(EXERCISE DIRECTIONS):
The data below must be copied in full and without any change.

(RAW RECORDS):
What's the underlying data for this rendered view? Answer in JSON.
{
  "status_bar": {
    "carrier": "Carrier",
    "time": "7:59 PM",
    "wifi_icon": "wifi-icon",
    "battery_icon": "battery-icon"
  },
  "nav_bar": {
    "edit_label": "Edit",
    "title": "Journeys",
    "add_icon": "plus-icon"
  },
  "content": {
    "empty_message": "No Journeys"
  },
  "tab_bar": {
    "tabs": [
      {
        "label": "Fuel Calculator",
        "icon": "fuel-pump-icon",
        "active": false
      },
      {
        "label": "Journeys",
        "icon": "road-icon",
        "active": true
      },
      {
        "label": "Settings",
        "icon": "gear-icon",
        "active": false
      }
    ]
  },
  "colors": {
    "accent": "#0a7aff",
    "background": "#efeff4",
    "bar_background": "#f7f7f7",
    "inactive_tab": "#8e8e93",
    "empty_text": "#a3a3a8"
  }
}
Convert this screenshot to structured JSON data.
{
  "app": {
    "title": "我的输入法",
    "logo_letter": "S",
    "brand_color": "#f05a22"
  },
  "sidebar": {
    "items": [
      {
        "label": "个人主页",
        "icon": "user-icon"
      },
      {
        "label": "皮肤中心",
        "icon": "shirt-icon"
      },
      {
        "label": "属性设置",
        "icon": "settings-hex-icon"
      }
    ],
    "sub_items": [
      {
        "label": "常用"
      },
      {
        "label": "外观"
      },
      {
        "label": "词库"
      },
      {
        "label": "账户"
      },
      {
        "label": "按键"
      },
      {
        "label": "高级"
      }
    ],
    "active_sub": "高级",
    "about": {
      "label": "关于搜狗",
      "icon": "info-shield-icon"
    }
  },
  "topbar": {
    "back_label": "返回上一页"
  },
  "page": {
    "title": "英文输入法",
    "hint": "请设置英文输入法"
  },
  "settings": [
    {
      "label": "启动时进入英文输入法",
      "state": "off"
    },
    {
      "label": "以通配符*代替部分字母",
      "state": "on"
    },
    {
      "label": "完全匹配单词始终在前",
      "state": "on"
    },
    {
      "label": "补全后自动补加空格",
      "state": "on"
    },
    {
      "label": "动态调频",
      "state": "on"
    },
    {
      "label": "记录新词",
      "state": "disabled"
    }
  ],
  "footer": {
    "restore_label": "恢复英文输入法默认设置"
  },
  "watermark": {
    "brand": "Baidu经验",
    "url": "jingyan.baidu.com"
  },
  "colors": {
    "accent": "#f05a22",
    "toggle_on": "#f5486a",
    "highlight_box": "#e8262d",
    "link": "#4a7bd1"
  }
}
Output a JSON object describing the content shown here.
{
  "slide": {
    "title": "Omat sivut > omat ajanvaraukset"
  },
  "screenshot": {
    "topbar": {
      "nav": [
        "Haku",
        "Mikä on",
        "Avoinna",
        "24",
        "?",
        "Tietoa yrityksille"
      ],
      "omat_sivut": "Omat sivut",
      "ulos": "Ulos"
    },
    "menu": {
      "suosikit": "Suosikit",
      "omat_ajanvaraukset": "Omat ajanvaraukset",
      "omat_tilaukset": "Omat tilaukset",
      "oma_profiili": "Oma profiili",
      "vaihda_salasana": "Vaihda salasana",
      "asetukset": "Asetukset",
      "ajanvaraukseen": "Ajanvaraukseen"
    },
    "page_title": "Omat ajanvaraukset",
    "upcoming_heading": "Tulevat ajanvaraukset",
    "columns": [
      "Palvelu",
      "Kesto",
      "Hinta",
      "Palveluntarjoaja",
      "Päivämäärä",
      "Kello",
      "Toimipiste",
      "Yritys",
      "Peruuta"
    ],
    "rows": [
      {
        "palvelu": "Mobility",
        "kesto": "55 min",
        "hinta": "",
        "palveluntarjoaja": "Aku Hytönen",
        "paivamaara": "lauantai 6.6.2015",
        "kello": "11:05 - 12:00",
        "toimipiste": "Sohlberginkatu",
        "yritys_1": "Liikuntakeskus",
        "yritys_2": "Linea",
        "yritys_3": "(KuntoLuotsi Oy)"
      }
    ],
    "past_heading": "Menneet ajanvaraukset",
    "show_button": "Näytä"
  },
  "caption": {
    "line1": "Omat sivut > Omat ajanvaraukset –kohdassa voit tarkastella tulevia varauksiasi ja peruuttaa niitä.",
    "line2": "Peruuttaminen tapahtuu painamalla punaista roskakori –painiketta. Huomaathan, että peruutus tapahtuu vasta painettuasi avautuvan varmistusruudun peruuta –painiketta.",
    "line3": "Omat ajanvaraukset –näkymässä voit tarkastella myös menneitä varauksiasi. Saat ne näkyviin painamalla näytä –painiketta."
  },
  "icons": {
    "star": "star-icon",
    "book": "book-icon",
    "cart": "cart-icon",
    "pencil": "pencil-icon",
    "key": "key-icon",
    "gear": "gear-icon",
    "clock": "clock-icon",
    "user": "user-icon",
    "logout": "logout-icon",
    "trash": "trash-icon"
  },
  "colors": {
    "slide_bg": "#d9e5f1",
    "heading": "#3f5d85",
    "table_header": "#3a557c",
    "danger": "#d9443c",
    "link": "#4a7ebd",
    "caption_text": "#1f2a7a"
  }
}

(SOLUTION TO THE PROBLEM):
What's the underlying data for this rendered view? Answer in JSON.
{
  "status_bar": {
    "carrier": "Carrier",
    "time": "7:59 PM",
    "wifi_icon": "wifi-icon",
    "battery_icon": "battery-icon"
  },
  "nav_bar": {
    "edit_label": "Edit",
    "title": "Journeys",
    "add_icon": "plus-icon"
  },
  "content": {
    "empty_message": "No Journeys"
  },
  "tab_bar": {
    "tabs": [
      {
        "label": "Fuel Calculator",
        "icon": "fuel-pump-icon",
        "active": false
      },
      {
        "label": "Journeys",
        "icon": "road-icon",
        "active": true
      },
      {
        "label": "Settings",
        "icon": "gear-icon",
        "active": false
      }
    ]
  },
  "colors": {
    "accent": "#0a7aff",
    "background": "#efeff4",
    "bar_background": "#f7f7f7",
    "inactive_tab": "#8e8e93",
    "empty_text": "#a3a3a8"
  }
}
Convert this screenshot to structured JSON data.
{
  "app": {
    "title": "我的输入法",
    "logo_letter": "S",
    "brand_color": "#f05a22"
  },
  "sidebar": {
    "items": [
      {
        "label": "个人主页",
        "icon": "user-icon"
      },
      {
        "label": "皮肤中心",
        "icon": "shirt-icon"
      },
      {
        "label": "属性设置",
        "icon": "settings-hex-icon"
      }
    ],
    "sub_items": [
      {
        "label": "常用"
      },
      {
        "label": "外观"
      },
      {
        "label": "词库"
      },
      {
        "label": "账户"
      },
      {
        "label": "按键"
      },
      {
        "label": "高级"
      }
    ],
    "active_sub": "高级",
    "about": {
      "label": "关于搜狗",
      "icon": "info-shield-icon"
    }
  },
  "topbar": {
    "back_label": "返回上一页"
  },
  "page": {
    "title": "英文输入法",
    "hint": "请设置英文输入法"
  },
  "settings": [
    {
      "label": "启动时进入英文输入法",
      "state": "off"
    },
    {
      "label": "以通配符*代替部分字母",
      "state": "on"
    },
    {
      "label": "完全匹配单词始终在前",
      "state": "on"
    },
    {
      "label": "补全后自动补加空格",
      "state": "on"
    },
    {
      "label": "动态调频",
      "state": "on"
    },
    {
      "label": "记录新词",
      "state": "disabled"
    }
  ],
  "footer": {
    "restore_label": "恢复英文输入法默认设置"
  },
  "watermark": {
    "brand": "Baidu经验",
    "url": "jingyan.baidu.com"
  },
  "colors": {
    "accent": "#f05a22",
    "toggle_on": "#f5486a",
    "highlight_box": "#e8262d",
    "link": "#4a7bd1"
  }
}
Output a JSON object describing the content shown here.
{
  "slide": {
    "title": "Omat sivut > omat ajanvaraukset"
  },
  "screenshot": {
    "topbar": {
      "nav": [
        "Haku",
        "Mikä on",
        "Avoinna",
        "24",
        "?",
        "Tietoa yrityksille"
      ],
      "omat_sivut": "Omat sivut",
      "ulos": "Ulos"
    },
    "menu": {
      "suosikit": "Suosikit",
      "omat_ajanvaraukset": "Omat ajanvaraukset",
      "omat_tilaukset": "Omat tilaukset",
      "oma_profiili": "Oma profiili",
      "vaihda_salasana": "Vaihda salasana",
      "asetukset": "Asetukset",
      "ajanvaraukseen": "Ajanvaraukseen"
    },
    "page_title": "Omat ajanvaraukset",
    "upcoming_heading": "Tulevat ajanvaraukset",
    "columns": [
      "Palvelu",
      "Kesto",
      "Hinta",
      "Palveluntarjoaja",
      "Päivämäärä",
      "Kello",
      "Toimipiste",
      "Yritys",
      "Peruuta"
    ],
    "rows": [
      {
        "palvelu": "Mobility",
        "kesto": "55 min",
        "hinta": "",
        "palveluntarjoaja": "Aku Hytönen",
        "paivamaara": "lauantai 6.6.2015",
        "kello": "11:05 - 12:00",
        "toimipiste": "Sohlberginkatu",
        "yritys_1": "Liikuntakeskus",
        "yritys_2": "Linea",
        "yritys_3": "(KuntoLuotsi Oy)"
      }
    ],
    "past_heading": "Menneet ajanvaraukset",
    "show_button": "Näytä"
  },
  "caption": {
    "line1": "Omat sivut > Omat ajanvaraukset –kohdassa voit tarkastella tulevia varauksiasi ja peruuttaa niitä.",
    "line2": "Peruuttaminen tapahtuu painamalla punaista roskakori –painiketta. Huomaathan, että peruutus tapahtuu vasta painettuasi avautuvan varmistusruudun peruuta –painiketta.",
    "line3": "Omat ajanvaraukset –näkymässä voit tarkastella myös menneitä varauksiasi. Saat ne näkyviin painamalla näytä –painiketta."
  },
  "icons": {
    "star": "star-icon",
    "book": "book-icon",
    "cart": "cart-icon",
    "pencil": "pencil-icon",
    "key": "key-icon",
    "gear": "gear-icon",
    "clock": "clock-icon",
    "user": "user-icon",
    "logout": "logout-icon",
    "trash": "trash-icon"
  },
  "colors": {
    "slide_bg": "#d9e5f1",
    "heading": "#3f5d85",
    "table_header": "#3a557c",
    "danger": "#d9443c",
    "link": "#4a7ebd",
    "caption_text": "#1f2a7a"
  }
}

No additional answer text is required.